## Start ENTRIES SUPPLIED

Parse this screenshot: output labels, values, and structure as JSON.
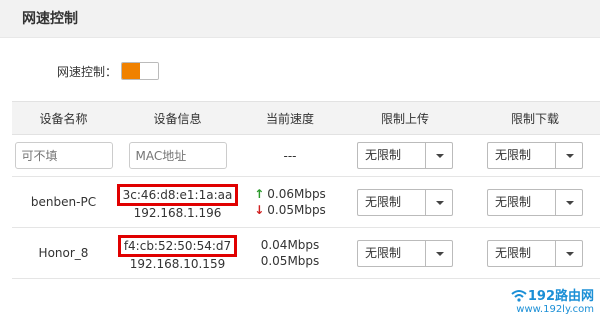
{
  "header": {
    "title": "网速控制"
  },
  "toggle": {
    "label": "网速控制：",
    "enabled": true,
    "accent": "#f08100"
  },
  "table": {
    "headers": [
      "设备名称",
      "设备信息",
      "当前速度",
      "限制上传",
      "限制下载"
    ],
    "input_row": {
      "name_placeholder": "可不填",
      "mac_placeholder": "MAC地址",
      "speed": "---",
      "upload": "无限制",
      "download": "无限制"
    },
    "devices": [
      {
        "name": "benben-PC",
        "mac": "3c:46:d8:e1:1a:aa",
        "ip": "192.168.1.196",
        "up": "0.06Mbps",
        "down": "0.05Mbps",
        "upload": "无限制",
        "download": "无限制"
      },
      {
        "name": "Honor_8",
        "mac": "f4:cb:52:50:54:d7",
        "ip": "192.168.10.159",
        "up": "0.04Mbps",
        "down": "0.05Mbps",
        "upload": "无限制",
        "download": "无限制"
      }
    ]
  },
  "watermark": {
    "brand": "192路由网",
    "url": "www.192ly.com"
  },
  "colors": {
    "highlight_box": "#e00000",
    "up_arrow": "#2a9a2a",
    "down_arrow": "#d02020",
    "watermark": "#1b8fd6"
  }
}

## End ENTRIES SUPPLIED

* _WHAT YOU HAVE TO DO_
Repeat the listing verbatim. Skip the pictures.

* _SOLUTION BELOW_
Parse this screenshot: output labels, values, and structure as JSON.
{
  "header": {
    "title": "网速控制"
  },
  "toggle": {
    "label": "网速控制：",
    "enabled": true,
    "accent": "#f08100"
  },
  "table": {
    "headers": [
      "设备名称",
      "设备信息",
      "当前速度",
      "限制上传",
      "限制下载"
    ],
    "input_row": {
      "name_placeholder": "可不填",
      "mac_placeholder": "MAC地址",
      "speed": "---",
      "upload": "无限制",
      "download": "无限制"
    },
    "devices": [
      {
        "name": "benben-PC",
        "mac": "3c:46:d8:e1:1a:aa",
        "ip": "192.168.1.196",
        "up": "0.06Mbps",
        "down": "0.05Mbps",
        "upload": "无限制",
        "download": "无限制"
      },
      {
        "name": "Honor_8",
        "mac": "f4:cb:52:50:54:d7",
        "ip": "192.168.10.159",
        "up": "0.04Mbps",
        "down": "0.05Mbps",
        "upload": "无限制",
        "download": "无限制"
      }
    ]
  },
  "watermark": {
    "brand": "192路由网",
    "url": "www.192ly.com"
  },
  "colors": {
    "highlight_box": "#e00000",
    "up_arrow": "#2a9a2a",
    "down_arrow": "#d02020",
    "watermark": "#1b8fd6"
  }
}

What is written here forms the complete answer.